▼▼▼

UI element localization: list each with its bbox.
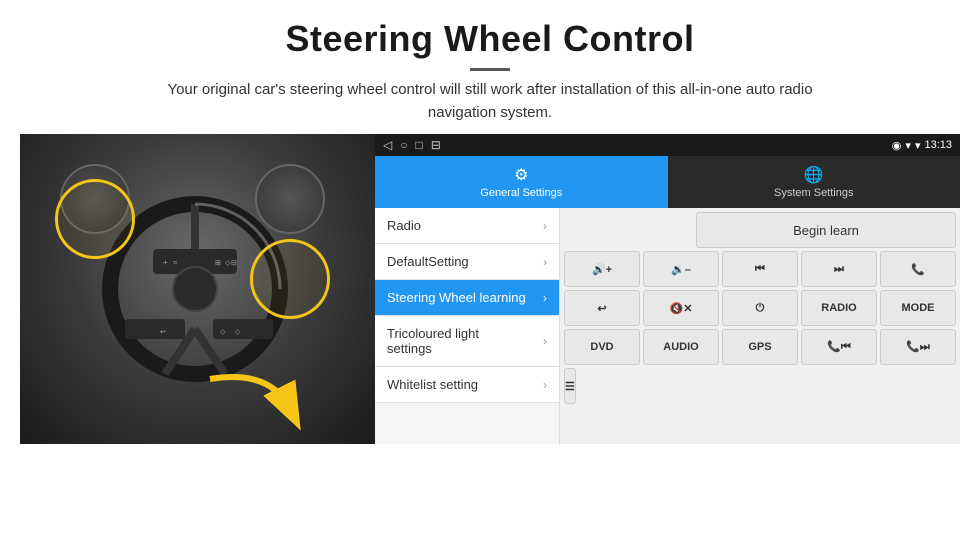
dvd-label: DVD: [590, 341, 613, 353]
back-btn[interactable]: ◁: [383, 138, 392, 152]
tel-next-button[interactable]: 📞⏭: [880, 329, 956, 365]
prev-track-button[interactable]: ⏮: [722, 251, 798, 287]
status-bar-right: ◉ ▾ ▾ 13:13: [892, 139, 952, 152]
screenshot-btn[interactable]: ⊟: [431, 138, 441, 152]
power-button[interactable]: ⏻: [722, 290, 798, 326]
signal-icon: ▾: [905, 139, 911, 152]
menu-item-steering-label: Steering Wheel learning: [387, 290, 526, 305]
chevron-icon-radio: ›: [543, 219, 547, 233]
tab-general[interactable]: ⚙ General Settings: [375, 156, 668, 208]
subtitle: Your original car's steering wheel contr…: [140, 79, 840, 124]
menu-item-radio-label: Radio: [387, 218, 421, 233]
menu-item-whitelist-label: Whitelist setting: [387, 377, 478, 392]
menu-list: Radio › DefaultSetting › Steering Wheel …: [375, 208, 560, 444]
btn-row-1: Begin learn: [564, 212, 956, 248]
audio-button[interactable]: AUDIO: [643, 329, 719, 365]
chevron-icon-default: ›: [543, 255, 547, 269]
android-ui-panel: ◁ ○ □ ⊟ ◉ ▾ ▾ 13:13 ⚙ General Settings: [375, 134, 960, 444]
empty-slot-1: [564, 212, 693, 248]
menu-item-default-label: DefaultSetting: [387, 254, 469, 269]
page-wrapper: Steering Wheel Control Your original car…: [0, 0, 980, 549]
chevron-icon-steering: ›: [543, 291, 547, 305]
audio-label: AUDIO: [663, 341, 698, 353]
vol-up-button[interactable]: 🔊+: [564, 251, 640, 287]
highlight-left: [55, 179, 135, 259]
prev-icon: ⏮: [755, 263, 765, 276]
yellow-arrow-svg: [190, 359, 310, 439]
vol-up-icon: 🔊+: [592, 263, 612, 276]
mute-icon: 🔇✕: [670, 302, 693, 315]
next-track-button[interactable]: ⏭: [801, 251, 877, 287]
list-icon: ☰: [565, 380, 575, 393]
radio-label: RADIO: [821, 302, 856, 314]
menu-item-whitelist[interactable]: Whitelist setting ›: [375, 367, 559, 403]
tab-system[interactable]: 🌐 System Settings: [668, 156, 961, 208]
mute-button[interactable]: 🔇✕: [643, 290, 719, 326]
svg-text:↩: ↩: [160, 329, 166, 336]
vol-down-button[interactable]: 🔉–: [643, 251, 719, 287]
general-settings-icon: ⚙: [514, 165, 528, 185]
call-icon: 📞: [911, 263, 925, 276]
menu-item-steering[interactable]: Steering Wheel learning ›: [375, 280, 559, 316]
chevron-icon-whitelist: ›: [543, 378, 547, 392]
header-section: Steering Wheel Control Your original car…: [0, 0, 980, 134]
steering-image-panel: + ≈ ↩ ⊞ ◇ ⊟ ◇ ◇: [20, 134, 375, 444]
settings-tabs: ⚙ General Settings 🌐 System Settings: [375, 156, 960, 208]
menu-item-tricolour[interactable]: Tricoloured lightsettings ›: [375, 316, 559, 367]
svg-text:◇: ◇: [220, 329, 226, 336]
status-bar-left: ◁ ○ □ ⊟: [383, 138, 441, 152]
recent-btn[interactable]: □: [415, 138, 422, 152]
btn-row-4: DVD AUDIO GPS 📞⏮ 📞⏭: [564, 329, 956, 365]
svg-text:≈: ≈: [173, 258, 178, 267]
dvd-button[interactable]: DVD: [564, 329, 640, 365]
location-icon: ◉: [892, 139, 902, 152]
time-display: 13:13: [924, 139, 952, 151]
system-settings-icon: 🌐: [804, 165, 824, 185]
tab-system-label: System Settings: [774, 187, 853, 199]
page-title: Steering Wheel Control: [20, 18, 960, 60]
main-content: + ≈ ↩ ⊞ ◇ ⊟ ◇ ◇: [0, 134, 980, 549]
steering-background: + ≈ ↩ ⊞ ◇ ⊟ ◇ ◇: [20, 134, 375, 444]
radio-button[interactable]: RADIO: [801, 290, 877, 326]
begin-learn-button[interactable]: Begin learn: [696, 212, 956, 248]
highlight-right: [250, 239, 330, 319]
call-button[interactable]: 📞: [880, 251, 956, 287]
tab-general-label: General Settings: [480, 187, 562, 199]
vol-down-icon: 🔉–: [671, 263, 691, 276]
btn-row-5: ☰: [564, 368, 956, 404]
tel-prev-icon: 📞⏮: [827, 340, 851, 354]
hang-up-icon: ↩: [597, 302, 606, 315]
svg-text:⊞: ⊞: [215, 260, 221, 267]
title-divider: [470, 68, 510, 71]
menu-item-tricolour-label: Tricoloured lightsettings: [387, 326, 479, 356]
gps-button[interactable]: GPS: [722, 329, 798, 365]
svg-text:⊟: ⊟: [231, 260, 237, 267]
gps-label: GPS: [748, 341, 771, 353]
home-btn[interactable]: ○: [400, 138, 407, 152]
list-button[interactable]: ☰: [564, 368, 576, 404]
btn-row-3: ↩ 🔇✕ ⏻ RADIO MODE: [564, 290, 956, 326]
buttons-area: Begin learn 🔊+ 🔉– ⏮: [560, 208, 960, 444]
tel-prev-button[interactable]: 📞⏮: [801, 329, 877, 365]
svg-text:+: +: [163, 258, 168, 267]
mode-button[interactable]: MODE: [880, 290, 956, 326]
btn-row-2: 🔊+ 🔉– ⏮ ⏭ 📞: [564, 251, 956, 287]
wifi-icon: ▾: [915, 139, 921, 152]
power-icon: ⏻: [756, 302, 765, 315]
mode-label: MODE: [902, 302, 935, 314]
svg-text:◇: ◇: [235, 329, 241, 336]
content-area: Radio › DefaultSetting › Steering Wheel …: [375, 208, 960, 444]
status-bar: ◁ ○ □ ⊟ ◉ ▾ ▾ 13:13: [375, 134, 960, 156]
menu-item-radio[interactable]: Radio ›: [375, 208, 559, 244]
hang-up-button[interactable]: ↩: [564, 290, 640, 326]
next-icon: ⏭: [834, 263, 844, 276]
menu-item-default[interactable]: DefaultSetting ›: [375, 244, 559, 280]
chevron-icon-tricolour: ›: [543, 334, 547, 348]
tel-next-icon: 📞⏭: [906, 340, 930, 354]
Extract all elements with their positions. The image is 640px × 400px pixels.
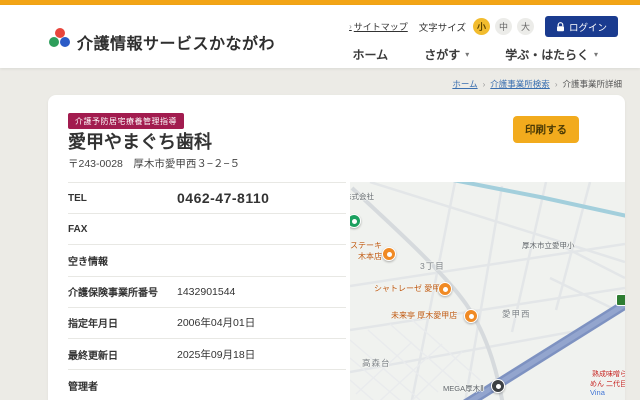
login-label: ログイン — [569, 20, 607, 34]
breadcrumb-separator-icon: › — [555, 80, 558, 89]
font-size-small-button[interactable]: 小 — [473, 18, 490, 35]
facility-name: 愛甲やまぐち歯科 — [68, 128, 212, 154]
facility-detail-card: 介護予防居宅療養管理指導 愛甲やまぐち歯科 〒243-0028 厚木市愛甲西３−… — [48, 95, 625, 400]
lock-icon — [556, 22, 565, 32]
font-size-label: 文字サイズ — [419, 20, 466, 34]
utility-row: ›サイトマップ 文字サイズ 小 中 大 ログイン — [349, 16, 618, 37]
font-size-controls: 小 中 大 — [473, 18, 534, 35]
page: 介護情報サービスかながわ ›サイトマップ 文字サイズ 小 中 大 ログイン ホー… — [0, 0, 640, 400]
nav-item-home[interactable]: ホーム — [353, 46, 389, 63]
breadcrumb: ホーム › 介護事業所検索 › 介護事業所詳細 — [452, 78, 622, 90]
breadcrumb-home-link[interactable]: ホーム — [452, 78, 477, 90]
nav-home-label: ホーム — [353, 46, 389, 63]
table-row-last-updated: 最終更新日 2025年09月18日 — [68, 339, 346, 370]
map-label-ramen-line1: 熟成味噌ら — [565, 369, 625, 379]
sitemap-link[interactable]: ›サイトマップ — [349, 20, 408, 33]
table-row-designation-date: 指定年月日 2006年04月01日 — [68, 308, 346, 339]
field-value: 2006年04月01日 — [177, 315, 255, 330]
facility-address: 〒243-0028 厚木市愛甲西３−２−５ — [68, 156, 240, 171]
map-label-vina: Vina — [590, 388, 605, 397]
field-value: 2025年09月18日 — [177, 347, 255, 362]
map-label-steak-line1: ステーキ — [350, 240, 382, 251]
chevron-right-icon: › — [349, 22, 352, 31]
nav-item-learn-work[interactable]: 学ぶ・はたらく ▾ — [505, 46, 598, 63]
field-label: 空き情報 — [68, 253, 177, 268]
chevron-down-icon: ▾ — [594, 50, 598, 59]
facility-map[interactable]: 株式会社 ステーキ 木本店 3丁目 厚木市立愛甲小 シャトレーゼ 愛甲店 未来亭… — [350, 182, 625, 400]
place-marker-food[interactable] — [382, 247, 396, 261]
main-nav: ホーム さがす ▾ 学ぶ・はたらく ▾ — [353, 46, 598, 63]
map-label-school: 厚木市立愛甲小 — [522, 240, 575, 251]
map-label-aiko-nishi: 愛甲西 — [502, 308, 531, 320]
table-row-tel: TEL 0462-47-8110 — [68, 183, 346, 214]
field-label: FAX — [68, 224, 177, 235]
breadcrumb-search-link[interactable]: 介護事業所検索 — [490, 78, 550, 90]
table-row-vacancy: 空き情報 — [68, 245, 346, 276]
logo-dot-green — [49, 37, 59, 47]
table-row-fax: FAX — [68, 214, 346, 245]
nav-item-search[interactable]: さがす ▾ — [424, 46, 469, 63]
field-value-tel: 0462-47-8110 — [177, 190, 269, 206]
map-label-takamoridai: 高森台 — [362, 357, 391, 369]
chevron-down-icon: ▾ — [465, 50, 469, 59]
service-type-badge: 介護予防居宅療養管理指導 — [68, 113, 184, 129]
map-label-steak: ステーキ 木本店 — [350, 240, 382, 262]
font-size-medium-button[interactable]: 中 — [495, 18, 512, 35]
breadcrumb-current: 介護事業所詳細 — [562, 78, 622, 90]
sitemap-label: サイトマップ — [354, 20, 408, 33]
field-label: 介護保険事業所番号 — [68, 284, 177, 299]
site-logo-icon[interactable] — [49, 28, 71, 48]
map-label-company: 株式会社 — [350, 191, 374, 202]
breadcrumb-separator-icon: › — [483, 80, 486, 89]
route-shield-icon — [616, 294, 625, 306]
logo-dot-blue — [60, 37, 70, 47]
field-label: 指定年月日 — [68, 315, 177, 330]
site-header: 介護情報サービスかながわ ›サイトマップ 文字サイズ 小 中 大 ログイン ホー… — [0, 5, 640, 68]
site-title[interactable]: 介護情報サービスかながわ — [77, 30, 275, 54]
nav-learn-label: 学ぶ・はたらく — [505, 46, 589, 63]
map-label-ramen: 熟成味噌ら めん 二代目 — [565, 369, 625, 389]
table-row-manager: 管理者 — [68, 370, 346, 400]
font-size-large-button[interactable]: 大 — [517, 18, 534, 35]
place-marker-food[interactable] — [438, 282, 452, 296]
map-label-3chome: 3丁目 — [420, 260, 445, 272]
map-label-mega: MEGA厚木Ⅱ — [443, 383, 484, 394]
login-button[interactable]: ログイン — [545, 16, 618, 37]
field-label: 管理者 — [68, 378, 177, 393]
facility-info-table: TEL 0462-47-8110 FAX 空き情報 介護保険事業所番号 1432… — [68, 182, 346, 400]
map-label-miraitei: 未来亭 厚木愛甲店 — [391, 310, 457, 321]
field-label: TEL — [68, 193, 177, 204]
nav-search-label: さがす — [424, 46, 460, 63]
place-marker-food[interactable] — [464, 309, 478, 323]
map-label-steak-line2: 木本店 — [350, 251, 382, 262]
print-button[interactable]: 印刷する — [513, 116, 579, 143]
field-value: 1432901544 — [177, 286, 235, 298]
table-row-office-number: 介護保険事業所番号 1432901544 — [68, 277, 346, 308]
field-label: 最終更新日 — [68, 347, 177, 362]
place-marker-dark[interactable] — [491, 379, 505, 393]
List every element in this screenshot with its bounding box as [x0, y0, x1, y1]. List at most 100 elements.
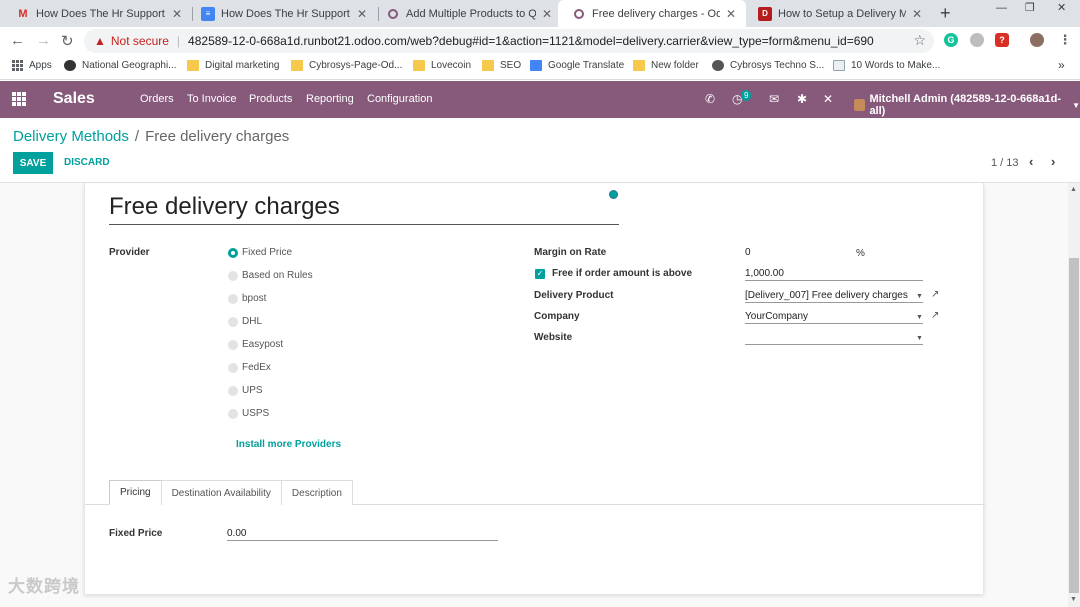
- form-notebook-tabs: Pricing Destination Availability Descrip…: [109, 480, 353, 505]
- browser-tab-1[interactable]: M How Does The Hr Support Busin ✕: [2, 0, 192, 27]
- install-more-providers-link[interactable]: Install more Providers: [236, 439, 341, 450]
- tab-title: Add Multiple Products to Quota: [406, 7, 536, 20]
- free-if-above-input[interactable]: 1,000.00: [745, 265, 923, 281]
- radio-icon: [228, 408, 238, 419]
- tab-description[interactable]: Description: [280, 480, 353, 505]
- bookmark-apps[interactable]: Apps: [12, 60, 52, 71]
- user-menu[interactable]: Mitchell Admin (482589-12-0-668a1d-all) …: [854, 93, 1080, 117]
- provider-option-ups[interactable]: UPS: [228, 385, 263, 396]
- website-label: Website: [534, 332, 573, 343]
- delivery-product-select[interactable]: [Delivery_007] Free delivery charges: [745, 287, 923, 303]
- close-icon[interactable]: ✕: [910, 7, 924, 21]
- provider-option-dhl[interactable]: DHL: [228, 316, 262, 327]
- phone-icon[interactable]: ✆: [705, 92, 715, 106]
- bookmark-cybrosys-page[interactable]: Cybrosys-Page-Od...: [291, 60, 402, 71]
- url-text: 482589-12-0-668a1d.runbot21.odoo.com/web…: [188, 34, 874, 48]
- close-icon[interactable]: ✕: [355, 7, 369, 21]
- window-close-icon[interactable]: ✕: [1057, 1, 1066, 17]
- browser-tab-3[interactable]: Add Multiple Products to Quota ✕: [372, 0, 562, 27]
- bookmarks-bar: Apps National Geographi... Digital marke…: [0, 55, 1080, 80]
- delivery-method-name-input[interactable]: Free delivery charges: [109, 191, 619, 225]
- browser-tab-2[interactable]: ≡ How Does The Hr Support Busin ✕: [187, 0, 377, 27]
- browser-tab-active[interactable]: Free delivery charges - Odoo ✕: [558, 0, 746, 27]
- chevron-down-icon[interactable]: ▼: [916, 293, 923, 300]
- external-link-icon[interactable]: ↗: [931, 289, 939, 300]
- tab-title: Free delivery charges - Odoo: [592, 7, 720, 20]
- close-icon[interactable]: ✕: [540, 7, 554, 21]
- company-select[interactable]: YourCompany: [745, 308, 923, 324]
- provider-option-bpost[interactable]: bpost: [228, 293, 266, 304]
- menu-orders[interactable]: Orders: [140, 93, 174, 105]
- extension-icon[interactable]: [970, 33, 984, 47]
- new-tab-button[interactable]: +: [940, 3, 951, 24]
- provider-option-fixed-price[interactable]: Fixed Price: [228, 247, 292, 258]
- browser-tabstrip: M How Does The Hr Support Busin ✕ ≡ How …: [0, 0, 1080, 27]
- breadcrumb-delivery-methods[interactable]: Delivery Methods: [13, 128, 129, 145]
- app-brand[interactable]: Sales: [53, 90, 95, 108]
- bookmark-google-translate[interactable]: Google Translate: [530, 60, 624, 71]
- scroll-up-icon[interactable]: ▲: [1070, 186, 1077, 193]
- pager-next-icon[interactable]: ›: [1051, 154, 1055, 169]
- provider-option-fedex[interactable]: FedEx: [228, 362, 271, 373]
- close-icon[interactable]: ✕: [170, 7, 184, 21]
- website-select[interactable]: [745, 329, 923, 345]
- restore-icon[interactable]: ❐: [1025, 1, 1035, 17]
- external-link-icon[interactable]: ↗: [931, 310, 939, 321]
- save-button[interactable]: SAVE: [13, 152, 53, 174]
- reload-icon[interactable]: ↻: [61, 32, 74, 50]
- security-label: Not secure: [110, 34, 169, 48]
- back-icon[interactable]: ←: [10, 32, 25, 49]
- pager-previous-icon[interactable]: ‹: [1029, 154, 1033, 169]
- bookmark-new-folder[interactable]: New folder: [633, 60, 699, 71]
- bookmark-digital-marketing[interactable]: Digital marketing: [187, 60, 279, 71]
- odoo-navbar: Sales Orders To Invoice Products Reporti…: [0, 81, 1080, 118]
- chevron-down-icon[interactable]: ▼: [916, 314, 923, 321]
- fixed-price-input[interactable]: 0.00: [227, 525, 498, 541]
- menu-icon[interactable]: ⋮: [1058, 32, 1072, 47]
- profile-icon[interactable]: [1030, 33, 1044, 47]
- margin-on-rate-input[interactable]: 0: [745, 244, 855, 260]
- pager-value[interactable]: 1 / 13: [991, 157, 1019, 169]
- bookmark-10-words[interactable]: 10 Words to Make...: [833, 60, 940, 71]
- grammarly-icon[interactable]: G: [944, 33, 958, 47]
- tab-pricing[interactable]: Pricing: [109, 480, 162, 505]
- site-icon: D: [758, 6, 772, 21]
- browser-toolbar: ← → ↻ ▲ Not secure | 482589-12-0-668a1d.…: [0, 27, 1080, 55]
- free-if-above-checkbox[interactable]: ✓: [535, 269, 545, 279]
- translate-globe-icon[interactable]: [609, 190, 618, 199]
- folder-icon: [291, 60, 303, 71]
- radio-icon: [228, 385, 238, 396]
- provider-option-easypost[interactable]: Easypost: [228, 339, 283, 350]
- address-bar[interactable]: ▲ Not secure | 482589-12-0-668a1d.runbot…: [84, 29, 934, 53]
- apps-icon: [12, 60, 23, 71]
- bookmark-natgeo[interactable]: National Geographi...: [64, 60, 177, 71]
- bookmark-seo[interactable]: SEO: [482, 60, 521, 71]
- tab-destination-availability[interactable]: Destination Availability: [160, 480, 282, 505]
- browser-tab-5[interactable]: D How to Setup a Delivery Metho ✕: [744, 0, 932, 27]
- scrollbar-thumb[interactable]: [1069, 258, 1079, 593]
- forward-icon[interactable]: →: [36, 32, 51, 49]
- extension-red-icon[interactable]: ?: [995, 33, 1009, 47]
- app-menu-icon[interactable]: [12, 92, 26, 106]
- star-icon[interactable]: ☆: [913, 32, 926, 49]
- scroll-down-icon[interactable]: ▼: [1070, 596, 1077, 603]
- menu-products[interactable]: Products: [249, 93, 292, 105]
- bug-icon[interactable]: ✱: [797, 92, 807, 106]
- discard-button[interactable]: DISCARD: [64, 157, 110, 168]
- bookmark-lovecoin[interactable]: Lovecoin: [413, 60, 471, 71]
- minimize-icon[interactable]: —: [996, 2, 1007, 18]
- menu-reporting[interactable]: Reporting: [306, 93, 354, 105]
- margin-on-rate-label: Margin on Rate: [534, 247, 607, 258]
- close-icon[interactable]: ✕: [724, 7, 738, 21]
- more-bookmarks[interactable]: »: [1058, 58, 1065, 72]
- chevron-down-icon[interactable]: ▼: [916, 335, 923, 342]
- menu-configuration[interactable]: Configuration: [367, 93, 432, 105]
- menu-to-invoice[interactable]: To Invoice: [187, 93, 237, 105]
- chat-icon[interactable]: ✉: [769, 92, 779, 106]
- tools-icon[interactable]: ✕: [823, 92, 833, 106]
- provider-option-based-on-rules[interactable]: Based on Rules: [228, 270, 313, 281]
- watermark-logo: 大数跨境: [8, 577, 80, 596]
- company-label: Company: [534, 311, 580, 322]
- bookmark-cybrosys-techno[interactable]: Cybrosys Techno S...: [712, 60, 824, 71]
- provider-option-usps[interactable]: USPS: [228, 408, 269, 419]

▲▲▲

• _YOUR TASK_: Reproduce, unchanged, the lines of the material that begin with the line containing "- form-notebook-tabs: Pricing" and end with the line containing "- window-close-icon[interactable]: ✕: [1057, 1, 1066, 17]", including both of those lines.

• _TASK RESULT_:
- form-notebook-tabs: Pricing Destination Availability Descrip…: [109, 480, 353, 505]
- browser-tab-1[interactable]: M How Does The Hr Support Busin ✕: [2, 0, 192, 27]
- install-more-providers-link[interactable]: Install more Providers: [236, 439, 341, 450]
- tab-title: Add Multiple Products to Quota: [406, 7, 536, 20]
- free-if-above-input[interactable]: 1,000.00: [745, 265, 923, 281]
- radio-icon: [228, 408, 238, 419]
- tab-description[interactable]: Description: [280, 480, 353, 505]
- bookmark-apps[interactable]: Apps: [12, 60, 52, 71]
- user-menu[interactable]: Mitchell Admin (482589-12-0-668a1d-all) …: [854, 93, 1080, 117]
- provider-option-ups[interactable]: UPS: [228, 385, 263, 396]
- website-label: Website: [534, 332, 573, 343]
- delivery-product-select[interactable]: [Delivery_007] Free delivery charges: [745, 287, 923, 303]
- close-icon[interactable]: ✕: [910, 7, 924, 21]
- provider-option-dhl[interactable]: DHL: [228, 316, 262, 327]
- phone-icon[interactable]: ✆: [705, 92, 715, 106]
- bookmark-cybrosys-page[interactable]: Cybrosys-Page-Od...: [291, 60, 402, 71]
- url-text: 482589-12-0-668a1d.runbot21.odoo.com/web…: [188, 34, 874, 48]
- close-icon[interactable]: ✕: [355, 7, 369, 21]
- window-close-icon[interactable]: ✕: [1057, 1, 1066, 17]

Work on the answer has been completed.